Saved data entries -
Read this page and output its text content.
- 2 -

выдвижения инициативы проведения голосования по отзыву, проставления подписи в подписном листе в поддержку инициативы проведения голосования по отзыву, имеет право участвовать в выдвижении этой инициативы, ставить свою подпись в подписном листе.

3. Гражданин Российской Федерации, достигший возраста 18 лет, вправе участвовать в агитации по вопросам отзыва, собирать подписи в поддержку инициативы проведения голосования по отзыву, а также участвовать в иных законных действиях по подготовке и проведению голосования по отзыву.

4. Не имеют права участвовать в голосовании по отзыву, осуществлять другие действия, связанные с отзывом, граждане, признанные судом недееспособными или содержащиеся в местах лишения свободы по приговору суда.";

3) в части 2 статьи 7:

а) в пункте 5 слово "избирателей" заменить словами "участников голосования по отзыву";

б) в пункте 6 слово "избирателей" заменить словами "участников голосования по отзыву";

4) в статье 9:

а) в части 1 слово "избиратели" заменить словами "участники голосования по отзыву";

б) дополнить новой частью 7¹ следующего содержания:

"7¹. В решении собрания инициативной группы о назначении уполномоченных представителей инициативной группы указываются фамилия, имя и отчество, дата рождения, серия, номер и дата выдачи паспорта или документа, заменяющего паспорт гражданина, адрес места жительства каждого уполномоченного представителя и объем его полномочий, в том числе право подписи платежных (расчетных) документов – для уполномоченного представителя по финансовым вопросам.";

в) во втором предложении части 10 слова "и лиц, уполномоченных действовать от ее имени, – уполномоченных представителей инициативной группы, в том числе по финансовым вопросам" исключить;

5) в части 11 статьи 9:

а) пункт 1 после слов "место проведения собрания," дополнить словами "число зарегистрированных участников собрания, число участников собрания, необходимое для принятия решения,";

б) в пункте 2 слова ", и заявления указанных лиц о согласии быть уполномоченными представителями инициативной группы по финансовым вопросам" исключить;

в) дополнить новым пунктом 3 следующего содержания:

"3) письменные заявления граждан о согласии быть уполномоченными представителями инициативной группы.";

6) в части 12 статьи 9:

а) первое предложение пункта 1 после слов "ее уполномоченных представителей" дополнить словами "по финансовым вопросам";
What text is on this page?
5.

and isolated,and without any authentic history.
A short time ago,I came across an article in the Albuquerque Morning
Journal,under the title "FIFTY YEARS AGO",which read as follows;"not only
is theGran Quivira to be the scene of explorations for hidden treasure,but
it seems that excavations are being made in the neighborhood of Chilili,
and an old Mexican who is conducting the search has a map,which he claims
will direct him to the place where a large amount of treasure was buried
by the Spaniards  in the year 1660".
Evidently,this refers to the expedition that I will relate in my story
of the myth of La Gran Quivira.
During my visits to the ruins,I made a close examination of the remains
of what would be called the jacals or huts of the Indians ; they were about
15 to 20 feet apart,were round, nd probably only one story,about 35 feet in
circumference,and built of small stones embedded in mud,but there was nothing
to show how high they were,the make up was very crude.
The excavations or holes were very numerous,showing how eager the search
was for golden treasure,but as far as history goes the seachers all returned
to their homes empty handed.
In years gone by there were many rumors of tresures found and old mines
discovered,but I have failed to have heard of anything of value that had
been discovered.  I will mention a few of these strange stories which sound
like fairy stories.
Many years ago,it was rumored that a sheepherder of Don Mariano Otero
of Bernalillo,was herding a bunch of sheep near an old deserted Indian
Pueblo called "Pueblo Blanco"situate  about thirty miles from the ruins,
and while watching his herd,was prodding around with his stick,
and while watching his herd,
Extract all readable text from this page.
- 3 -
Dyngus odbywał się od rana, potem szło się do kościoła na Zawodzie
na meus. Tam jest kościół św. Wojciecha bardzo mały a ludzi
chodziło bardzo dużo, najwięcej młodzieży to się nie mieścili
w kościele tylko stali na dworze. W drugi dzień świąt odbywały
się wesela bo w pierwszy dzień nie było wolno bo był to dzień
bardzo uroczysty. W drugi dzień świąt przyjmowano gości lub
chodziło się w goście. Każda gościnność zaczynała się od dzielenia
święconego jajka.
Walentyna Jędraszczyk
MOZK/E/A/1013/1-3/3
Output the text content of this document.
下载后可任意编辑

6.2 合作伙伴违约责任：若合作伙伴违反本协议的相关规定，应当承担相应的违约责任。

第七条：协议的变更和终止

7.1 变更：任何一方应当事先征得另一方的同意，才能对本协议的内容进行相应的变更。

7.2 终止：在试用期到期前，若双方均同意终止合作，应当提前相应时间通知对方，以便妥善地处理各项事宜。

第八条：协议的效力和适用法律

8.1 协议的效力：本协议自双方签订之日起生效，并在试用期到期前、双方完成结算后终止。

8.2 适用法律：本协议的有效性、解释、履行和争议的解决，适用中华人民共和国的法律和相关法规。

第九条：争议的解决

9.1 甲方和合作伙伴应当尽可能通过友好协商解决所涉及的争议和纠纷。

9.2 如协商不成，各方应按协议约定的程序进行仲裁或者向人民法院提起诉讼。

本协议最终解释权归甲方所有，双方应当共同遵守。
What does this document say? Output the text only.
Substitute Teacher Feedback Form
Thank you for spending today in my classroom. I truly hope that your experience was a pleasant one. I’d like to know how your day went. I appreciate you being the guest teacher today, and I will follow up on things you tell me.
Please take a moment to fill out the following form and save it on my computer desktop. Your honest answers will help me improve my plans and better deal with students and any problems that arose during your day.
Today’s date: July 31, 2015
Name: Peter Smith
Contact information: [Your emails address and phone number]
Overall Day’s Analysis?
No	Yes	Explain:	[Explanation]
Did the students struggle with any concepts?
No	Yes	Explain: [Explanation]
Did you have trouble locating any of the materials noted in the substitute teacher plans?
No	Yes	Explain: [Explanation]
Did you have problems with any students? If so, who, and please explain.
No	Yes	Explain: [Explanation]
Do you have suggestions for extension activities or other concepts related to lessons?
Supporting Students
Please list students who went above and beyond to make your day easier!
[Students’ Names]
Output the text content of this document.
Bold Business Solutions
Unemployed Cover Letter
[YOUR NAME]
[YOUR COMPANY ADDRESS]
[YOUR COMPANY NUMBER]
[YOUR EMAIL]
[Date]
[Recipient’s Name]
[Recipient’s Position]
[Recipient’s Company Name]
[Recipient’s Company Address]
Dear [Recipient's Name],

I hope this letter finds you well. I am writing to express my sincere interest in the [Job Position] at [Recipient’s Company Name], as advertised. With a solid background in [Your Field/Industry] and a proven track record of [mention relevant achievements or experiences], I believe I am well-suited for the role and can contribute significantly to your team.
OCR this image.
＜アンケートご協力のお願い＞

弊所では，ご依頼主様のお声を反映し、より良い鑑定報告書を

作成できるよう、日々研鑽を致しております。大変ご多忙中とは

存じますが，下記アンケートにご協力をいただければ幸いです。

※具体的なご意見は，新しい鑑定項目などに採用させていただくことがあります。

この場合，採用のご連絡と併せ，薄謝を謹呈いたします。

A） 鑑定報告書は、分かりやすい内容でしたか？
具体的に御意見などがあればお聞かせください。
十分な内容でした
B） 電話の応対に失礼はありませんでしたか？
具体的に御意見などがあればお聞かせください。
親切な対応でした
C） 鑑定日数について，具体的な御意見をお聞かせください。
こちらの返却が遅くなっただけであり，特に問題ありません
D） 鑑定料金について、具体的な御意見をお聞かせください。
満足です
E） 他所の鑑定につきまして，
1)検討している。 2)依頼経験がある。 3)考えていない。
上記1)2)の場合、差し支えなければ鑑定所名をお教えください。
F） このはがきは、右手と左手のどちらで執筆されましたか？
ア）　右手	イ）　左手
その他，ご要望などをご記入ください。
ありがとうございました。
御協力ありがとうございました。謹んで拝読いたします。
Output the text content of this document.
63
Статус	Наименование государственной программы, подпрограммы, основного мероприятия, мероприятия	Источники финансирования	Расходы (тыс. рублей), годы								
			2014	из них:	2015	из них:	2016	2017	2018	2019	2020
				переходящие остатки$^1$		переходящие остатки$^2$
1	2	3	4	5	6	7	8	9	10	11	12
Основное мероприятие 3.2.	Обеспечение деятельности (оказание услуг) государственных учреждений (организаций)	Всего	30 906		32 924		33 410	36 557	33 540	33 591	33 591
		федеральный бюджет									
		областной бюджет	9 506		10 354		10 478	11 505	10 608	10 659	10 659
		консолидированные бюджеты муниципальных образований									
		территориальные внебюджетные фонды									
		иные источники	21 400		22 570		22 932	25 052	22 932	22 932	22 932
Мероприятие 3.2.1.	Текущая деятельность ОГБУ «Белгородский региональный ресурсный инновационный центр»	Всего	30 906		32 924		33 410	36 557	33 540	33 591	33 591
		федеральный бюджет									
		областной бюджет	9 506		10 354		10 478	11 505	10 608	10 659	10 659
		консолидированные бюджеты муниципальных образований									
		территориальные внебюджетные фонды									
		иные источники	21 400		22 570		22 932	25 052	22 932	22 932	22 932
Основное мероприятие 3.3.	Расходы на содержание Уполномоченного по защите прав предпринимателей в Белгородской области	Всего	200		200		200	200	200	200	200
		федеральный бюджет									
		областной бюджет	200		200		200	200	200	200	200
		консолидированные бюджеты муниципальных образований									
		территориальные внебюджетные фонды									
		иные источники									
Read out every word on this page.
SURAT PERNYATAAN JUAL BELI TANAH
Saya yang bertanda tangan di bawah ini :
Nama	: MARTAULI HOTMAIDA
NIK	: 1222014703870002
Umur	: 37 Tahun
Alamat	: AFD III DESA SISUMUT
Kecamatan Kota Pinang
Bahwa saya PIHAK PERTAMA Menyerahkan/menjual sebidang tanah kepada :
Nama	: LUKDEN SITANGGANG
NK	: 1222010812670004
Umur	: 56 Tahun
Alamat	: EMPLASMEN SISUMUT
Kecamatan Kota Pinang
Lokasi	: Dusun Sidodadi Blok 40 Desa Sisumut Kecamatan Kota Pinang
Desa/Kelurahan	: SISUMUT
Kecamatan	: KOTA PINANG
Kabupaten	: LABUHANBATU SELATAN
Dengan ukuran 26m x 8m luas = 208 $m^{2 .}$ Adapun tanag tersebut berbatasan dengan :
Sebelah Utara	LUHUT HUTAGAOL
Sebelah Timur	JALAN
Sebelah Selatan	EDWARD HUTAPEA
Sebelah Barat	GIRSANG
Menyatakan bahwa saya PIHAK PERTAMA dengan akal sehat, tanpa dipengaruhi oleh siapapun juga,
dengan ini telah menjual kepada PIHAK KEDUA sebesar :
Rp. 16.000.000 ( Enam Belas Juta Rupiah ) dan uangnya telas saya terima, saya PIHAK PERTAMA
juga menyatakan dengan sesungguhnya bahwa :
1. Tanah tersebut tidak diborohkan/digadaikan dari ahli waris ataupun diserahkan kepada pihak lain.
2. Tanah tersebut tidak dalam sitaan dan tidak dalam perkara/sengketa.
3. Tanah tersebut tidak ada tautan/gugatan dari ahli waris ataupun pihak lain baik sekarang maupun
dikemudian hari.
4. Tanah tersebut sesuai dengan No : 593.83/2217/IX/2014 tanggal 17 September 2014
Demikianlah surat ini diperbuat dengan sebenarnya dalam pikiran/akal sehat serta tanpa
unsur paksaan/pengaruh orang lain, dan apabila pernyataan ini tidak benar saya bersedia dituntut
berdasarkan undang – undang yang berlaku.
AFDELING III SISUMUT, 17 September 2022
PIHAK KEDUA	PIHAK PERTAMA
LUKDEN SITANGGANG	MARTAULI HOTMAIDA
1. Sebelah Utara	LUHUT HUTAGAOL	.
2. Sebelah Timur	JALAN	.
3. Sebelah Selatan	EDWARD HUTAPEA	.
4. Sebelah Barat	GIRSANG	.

Problem -
Copy every line of the material in which the word "Quivira" occurs.

Task output -
is theGran Quivira to be the scene of explorations for hidden treasure,but
of the myth of La Gran Quivira.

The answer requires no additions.